··· The records

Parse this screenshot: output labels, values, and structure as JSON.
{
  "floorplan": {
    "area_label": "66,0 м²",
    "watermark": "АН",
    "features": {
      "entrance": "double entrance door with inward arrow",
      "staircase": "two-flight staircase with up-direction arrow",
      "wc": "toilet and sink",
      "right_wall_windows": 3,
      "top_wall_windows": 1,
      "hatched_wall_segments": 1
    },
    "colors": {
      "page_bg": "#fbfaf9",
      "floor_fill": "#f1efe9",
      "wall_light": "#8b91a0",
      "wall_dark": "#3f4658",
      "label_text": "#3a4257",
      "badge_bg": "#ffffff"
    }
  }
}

······

Type out all of the material again, word for word.

# In response
Parse this screenshot: output labels, values, and structure as JSON.
{
  "floorplan": {
    "area_label": "66,0 м²",
    "watermark": "АН",
    "features": {
      "entrance": "double entrance door with inward arrow",
      "staircase": "two-flight staircase with up-direction arrow",
      "wc": "toilet and sink",
      "right_wall_windows": 3,
      "top_wall_windows": 1,
      "hatched_wall_segments": 1
    },
    "colors": {
      "page_bg": "#fbfaf9",
      "floor_fill": "#f1efe9",
      "wall_light": "#8b91a0",
      "wall_dark": "#3f4658",
      "label_text": "#3a4257",
      "badge_bg": "#ffffff"
    }
  }
}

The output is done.